◆ YOUR INSTRUCTIONS
Where the word "Elever" occurs in a line, return that line.
## Start PROVIDED INFORMATION
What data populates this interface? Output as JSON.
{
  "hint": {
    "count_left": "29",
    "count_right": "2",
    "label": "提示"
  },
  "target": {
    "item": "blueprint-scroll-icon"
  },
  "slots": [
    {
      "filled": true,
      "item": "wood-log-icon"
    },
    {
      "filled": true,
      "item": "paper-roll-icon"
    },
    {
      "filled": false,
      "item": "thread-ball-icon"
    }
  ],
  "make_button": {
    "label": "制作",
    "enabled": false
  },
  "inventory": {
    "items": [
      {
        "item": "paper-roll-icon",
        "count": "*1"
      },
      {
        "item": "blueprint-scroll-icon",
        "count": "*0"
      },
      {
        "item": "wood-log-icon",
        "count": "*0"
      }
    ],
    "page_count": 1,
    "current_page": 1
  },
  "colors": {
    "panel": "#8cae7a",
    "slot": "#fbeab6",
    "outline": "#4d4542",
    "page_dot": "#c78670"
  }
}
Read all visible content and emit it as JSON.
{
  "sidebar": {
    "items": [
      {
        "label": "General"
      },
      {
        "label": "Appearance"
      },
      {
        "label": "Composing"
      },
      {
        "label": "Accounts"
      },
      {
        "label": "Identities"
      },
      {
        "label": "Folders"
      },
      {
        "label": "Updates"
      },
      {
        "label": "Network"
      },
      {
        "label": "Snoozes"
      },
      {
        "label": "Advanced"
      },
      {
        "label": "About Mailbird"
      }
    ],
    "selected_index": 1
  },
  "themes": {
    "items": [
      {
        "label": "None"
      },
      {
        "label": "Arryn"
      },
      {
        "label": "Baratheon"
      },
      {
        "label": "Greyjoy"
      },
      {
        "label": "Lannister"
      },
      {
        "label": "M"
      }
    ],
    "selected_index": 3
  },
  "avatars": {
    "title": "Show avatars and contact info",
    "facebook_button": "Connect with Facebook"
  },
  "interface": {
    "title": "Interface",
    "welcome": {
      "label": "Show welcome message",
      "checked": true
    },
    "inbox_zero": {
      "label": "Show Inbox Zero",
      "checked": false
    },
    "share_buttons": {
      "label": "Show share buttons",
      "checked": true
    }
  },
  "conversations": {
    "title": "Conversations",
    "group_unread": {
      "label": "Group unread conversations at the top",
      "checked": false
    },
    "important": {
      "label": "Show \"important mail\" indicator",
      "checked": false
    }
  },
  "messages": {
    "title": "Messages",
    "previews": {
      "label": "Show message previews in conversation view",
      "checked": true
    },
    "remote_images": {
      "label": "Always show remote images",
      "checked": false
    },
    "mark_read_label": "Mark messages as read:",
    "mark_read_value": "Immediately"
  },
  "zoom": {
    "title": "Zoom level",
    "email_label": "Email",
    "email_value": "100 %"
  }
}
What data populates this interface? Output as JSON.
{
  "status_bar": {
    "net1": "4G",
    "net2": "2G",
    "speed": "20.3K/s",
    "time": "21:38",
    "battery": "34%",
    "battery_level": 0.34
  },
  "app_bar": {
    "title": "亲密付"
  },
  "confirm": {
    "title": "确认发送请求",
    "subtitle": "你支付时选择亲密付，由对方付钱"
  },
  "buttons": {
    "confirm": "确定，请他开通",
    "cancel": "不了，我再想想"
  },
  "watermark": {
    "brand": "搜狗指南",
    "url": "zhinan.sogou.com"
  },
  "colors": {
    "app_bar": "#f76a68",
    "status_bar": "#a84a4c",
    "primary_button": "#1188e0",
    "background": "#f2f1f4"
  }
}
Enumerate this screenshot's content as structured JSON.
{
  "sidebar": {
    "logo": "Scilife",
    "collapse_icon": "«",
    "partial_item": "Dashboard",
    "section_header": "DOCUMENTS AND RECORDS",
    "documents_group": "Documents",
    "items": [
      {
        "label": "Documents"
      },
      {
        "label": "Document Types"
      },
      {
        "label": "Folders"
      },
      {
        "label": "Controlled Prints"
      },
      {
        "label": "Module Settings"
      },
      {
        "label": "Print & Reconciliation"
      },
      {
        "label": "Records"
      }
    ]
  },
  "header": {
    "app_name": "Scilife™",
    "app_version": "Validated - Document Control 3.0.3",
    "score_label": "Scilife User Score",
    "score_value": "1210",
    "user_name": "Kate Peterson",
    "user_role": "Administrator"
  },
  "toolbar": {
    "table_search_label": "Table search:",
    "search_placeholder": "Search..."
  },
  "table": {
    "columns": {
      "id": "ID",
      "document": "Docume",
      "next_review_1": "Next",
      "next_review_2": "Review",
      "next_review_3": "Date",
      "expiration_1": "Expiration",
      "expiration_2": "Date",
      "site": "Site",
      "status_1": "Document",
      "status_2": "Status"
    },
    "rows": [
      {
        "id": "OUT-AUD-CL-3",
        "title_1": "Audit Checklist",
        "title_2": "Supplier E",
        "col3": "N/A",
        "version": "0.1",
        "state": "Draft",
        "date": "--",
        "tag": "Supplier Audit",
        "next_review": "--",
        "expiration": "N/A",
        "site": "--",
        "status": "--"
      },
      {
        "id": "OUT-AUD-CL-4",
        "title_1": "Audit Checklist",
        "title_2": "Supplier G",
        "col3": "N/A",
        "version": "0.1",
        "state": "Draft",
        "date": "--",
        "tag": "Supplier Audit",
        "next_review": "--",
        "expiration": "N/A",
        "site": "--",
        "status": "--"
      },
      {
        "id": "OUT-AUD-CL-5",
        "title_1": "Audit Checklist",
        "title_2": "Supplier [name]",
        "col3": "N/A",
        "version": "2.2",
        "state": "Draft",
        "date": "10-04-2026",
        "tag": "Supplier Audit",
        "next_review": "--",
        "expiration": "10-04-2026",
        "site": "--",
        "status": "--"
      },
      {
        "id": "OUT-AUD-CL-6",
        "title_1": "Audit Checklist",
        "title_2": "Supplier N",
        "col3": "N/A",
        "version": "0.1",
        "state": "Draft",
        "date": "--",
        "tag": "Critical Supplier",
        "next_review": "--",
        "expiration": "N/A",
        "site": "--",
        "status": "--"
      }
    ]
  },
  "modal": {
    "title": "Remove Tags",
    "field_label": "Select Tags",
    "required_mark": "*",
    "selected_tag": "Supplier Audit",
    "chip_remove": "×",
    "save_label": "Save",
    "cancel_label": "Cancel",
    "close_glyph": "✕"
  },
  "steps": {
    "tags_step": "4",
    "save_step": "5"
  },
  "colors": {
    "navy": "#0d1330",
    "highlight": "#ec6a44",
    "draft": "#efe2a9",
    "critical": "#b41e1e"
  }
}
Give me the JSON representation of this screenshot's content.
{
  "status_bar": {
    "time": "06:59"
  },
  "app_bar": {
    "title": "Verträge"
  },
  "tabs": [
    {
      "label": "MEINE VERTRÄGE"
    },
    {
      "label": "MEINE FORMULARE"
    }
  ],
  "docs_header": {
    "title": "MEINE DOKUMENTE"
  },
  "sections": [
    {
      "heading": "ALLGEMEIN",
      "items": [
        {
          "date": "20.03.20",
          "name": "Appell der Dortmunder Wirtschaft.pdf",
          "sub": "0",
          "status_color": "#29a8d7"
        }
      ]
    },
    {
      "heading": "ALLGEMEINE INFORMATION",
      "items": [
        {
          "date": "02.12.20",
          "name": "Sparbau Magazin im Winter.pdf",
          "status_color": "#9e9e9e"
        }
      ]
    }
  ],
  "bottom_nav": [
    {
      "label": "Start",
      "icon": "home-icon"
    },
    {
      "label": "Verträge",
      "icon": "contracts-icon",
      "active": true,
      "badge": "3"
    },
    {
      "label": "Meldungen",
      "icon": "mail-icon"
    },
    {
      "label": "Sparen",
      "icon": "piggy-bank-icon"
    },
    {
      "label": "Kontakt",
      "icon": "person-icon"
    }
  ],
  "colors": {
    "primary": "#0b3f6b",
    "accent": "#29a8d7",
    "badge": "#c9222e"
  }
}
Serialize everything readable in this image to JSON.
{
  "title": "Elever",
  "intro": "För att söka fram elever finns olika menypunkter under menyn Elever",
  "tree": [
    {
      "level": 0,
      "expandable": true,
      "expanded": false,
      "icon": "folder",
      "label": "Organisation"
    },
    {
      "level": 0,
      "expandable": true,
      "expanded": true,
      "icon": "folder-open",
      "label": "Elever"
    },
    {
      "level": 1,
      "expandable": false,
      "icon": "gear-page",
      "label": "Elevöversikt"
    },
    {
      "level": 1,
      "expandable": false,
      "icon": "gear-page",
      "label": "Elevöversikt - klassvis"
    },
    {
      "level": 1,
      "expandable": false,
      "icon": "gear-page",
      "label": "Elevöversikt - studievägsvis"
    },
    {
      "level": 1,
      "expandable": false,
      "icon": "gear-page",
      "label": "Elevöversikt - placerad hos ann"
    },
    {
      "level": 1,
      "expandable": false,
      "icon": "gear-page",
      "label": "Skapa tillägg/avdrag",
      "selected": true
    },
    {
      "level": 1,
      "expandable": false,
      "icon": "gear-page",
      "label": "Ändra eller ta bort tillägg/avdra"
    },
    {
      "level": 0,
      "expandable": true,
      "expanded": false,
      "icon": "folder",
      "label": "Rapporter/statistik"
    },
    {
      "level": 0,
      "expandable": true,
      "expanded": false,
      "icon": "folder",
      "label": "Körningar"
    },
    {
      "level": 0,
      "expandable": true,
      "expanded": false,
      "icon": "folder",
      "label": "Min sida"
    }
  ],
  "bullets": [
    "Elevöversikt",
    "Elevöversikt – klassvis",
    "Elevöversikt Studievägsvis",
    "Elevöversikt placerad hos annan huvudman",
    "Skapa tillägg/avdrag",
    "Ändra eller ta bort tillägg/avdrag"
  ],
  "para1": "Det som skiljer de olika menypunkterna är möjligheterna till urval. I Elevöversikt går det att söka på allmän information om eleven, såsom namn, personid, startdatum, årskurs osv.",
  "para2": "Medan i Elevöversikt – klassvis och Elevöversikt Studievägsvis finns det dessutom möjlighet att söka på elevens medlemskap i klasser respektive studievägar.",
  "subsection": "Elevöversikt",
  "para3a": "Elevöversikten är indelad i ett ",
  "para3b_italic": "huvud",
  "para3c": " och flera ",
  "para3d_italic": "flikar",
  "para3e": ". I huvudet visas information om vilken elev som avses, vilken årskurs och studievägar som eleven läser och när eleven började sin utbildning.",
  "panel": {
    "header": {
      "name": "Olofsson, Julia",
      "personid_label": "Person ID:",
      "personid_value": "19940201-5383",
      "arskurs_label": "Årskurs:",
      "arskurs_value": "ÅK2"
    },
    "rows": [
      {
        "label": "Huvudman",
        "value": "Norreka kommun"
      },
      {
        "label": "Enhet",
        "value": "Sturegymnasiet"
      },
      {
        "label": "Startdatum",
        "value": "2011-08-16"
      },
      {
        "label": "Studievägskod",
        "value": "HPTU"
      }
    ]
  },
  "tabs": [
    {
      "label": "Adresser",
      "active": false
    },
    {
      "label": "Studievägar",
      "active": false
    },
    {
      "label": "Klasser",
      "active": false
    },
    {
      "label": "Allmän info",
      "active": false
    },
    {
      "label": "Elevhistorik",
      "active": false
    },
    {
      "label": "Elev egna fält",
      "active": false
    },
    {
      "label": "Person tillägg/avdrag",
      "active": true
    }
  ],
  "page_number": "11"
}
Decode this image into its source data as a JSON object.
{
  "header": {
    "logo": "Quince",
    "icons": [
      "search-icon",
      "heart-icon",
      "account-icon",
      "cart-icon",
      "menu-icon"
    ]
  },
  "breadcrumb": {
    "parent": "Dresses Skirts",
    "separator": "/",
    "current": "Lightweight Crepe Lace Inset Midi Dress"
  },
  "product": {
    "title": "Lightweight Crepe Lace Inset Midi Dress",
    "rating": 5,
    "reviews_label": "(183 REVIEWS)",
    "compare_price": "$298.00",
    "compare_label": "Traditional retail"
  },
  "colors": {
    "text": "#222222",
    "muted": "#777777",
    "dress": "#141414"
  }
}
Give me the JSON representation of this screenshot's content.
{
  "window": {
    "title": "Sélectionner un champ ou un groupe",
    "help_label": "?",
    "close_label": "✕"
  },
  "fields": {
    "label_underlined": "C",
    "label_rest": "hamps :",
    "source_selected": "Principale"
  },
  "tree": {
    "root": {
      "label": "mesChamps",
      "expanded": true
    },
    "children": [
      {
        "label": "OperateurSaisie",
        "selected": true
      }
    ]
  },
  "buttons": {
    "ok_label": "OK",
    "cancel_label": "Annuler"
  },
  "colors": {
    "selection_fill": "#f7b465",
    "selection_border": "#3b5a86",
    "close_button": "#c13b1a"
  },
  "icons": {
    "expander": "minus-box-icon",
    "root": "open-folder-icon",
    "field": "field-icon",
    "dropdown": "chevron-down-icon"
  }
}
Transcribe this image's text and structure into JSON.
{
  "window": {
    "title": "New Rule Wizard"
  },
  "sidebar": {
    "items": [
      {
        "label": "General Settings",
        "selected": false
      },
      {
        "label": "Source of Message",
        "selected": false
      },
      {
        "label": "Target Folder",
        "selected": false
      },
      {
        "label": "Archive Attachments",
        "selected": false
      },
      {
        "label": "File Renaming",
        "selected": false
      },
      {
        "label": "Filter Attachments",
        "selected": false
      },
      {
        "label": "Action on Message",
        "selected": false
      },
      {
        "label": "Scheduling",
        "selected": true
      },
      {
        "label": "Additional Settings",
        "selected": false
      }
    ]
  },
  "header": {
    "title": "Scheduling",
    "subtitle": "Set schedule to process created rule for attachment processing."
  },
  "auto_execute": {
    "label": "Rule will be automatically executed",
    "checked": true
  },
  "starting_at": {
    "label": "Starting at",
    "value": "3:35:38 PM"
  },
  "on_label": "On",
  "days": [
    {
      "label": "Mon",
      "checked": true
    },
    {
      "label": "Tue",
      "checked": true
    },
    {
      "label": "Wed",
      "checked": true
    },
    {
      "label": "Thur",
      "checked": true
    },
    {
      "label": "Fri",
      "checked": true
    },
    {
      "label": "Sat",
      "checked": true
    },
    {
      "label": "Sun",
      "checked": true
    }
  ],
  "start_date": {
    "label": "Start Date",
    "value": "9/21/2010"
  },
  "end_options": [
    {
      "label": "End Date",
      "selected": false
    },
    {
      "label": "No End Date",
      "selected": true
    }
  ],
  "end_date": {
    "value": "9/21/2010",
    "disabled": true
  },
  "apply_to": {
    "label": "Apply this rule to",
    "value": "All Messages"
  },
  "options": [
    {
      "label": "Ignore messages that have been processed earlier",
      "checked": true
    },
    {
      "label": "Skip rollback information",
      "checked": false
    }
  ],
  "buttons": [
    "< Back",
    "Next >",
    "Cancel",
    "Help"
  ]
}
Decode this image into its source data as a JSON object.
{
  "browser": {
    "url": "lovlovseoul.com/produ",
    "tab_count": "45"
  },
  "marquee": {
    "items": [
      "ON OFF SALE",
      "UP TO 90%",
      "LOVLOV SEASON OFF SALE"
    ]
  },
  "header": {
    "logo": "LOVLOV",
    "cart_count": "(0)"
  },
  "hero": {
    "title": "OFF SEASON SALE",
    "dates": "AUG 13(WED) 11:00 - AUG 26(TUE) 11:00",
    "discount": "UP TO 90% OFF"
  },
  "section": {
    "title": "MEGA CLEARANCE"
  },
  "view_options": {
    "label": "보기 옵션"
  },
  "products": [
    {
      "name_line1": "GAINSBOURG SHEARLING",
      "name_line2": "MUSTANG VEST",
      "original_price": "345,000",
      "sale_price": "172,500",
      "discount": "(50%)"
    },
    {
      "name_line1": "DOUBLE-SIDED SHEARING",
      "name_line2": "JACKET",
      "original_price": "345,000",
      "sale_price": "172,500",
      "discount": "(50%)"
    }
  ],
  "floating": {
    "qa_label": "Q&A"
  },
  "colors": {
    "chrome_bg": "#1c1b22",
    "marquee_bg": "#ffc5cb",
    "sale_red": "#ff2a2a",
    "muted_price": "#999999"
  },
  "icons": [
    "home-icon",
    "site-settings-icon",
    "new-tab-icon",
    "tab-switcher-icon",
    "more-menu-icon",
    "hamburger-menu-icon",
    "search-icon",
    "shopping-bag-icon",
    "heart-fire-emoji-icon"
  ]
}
## End PROVIDED INFORMATION
◆ TASK RESPONSE
  "title": "Elever",
  "intro": "För att söka fram elever finns olika menypunkter under menyn Elever",
      "label": "Elever"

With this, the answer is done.